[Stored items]

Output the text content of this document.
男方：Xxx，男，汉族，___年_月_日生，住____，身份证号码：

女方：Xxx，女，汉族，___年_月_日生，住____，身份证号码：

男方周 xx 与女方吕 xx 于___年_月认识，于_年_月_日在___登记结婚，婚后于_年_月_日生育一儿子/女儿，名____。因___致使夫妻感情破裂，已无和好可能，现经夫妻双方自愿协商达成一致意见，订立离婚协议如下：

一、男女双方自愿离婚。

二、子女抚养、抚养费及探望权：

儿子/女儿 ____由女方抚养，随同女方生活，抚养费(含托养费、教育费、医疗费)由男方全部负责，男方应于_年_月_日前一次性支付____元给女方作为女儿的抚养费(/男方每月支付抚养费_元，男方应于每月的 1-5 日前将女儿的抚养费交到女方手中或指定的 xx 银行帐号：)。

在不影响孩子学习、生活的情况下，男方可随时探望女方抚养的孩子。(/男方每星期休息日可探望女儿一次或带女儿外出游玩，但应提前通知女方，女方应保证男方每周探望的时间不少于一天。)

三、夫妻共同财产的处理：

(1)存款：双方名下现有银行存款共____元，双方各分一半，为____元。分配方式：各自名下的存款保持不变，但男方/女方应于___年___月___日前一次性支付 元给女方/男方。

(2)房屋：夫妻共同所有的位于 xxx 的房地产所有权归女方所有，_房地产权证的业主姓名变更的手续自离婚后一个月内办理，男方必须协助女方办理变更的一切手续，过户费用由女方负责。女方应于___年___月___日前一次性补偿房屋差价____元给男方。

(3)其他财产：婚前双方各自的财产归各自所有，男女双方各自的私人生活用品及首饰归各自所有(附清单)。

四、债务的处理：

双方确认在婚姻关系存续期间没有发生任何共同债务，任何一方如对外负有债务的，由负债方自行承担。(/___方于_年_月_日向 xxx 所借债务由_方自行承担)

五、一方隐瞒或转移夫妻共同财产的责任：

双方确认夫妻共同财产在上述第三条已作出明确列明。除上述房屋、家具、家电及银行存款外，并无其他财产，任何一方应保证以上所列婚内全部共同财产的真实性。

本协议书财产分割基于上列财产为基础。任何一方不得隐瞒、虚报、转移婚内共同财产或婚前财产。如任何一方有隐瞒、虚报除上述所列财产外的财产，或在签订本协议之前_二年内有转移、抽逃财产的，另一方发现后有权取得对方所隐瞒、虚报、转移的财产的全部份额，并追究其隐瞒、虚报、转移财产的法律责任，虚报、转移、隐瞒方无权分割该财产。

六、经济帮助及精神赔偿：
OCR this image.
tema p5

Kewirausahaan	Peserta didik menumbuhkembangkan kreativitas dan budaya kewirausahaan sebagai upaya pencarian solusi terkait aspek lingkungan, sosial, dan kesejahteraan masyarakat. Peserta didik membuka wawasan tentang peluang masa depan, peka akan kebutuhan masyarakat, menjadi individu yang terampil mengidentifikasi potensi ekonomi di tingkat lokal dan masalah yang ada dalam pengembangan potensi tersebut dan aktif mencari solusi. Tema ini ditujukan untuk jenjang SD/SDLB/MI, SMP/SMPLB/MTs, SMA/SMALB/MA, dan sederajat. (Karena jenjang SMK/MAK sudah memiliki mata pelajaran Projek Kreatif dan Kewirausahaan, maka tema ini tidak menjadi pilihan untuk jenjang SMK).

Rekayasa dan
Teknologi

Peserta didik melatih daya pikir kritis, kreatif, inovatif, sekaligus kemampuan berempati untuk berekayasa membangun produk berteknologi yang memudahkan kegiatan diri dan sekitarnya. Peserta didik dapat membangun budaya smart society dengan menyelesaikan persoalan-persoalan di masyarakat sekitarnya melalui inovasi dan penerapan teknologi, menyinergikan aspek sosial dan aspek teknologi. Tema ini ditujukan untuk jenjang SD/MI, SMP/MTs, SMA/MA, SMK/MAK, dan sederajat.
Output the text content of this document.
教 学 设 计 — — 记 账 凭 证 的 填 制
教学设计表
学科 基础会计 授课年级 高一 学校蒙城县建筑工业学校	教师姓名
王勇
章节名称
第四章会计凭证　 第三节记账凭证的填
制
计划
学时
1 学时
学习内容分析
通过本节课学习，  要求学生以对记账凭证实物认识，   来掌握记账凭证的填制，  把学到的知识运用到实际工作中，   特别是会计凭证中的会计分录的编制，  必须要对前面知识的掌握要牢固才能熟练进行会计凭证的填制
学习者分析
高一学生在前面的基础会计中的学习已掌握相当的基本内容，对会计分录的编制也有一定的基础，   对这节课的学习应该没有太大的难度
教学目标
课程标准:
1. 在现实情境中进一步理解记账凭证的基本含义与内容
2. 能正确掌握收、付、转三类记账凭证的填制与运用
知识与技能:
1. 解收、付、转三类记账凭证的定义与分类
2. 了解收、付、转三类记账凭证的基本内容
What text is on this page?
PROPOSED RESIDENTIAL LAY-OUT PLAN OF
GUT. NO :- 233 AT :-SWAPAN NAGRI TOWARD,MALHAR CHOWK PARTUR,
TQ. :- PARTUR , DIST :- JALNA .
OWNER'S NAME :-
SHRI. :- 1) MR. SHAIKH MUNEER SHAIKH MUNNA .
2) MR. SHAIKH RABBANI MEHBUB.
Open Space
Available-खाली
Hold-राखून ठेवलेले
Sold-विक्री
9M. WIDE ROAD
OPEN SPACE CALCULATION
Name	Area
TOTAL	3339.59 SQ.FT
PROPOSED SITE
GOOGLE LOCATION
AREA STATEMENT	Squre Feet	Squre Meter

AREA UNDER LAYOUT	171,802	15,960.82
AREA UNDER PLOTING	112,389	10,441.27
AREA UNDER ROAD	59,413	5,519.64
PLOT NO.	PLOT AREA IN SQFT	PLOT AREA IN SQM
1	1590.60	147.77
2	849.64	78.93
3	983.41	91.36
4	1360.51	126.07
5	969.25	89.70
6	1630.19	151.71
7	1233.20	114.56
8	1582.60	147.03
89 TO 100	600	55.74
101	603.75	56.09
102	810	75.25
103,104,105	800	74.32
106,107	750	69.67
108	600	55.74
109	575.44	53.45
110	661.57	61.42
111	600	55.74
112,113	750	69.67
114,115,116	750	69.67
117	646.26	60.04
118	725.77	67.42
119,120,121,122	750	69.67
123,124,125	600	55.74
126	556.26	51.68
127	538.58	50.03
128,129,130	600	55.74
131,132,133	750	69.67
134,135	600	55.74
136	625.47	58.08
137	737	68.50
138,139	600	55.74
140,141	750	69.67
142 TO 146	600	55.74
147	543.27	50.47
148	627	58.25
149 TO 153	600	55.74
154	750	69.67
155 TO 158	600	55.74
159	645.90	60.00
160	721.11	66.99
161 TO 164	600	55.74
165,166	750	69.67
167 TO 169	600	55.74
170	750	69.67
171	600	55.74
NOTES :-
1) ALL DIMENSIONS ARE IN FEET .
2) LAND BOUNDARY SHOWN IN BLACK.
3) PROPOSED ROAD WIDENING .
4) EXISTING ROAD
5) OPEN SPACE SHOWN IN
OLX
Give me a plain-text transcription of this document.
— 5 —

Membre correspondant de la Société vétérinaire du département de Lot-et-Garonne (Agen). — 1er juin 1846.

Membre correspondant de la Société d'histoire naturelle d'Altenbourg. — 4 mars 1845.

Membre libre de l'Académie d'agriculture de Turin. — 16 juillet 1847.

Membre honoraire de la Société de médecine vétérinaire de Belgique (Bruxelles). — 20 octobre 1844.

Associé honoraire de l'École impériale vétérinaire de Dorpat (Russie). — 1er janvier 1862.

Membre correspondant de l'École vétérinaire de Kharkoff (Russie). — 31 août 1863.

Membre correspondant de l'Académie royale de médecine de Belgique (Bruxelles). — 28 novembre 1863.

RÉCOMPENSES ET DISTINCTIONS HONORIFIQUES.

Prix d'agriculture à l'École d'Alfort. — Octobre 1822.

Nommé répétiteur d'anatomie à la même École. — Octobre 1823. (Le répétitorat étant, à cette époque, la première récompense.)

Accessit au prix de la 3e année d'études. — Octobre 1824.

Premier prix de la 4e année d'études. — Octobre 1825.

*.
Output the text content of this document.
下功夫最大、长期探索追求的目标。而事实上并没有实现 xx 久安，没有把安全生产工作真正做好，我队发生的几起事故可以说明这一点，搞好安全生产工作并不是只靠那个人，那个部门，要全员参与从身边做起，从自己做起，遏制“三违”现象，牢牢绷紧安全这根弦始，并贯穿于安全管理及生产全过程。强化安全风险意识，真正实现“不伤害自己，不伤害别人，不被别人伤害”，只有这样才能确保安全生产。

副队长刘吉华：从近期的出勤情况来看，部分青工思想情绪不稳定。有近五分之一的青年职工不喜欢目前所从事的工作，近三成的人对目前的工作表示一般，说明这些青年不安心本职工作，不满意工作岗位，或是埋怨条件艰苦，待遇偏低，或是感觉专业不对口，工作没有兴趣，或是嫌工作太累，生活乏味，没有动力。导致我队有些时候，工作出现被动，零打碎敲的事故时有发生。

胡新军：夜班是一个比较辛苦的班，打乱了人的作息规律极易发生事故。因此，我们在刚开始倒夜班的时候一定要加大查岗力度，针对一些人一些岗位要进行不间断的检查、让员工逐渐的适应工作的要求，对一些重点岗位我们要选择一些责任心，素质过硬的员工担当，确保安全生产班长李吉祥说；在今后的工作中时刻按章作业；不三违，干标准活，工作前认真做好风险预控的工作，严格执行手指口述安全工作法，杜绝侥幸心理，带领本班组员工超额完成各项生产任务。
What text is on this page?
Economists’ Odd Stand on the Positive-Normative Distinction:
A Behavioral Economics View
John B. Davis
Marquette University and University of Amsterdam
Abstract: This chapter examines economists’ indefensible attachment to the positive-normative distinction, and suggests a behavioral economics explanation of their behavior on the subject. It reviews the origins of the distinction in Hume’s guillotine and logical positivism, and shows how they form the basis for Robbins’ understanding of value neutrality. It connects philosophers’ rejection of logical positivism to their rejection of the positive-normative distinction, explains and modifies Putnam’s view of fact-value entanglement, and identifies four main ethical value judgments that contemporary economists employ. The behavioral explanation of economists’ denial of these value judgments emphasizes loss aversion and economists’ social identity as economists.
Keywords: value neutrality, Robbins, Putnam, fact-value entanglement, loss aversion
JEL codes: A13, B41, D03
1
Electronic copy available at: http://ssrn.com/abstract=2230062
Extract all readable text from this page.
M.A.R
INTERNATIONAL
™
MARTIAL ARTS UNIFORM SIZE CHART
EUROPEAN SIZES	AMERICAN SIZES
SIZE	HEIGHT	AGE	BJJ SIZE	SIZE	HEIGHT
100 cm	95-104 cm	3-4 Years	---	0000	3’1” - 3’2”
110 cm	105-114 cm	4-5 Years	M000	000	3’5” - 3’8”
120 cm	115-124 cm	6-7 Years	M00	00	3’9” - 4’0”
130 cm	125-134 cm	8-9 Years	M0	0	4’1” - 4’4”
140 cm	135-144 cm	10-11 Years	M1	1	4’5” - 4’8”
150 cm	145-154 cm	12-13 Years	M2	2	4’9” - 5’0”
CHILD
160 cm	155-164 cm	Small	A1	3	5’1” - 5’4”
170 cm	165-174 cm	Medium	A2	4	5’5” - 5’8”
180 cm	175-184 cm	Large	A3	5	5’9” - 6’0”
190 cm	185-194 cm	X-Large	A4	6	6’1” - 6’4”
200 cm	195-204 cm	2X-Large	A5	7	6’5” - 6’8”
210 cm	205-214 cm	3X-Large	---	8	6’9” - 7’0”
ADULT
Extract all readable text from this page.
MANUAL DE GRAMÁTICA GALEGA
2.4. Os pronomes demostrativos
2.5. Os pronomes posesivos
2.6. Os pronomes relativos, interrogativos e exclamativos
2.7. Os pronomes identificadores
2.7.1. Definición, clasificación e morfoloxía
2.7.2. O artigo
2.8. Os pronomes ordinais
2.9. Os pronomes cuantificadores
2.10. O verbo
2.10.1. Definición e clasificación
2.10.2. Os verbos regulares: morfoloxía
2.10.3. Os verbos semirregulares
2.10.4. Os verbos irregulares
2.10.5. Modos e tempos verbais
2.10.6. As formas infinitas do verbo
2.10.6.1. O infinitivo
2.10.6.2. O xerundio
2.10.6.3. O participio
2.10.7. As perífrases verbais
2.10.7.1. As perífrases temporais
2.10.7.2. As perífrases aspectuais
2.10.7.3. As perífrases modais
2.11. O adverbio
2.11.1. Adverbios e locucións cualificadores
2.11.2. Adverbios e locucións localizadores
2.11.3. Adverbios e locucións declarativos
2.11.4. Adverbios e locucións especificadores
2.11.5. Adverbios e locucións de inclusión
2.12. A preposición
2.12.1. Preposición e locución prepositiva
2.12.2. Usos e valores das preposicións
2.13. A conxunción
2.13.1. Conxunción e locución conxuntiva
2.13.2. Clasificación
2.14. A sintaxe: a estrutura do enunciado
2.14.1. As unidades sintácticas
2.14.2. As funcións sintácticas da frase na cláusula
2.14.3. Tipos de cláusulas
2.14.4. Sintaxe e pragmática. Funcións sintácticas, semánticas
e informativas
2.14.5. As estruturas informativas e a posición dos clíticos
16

Exercise | Find and copy every line in the entries above where the string "身份证号码" occurs.

Task output |
男方：Xxx，男，汉族，___年_月_日生，住____，身份证号码：
女方：Xxx，女，汉族，___年_月_日生，住____，身份证号码：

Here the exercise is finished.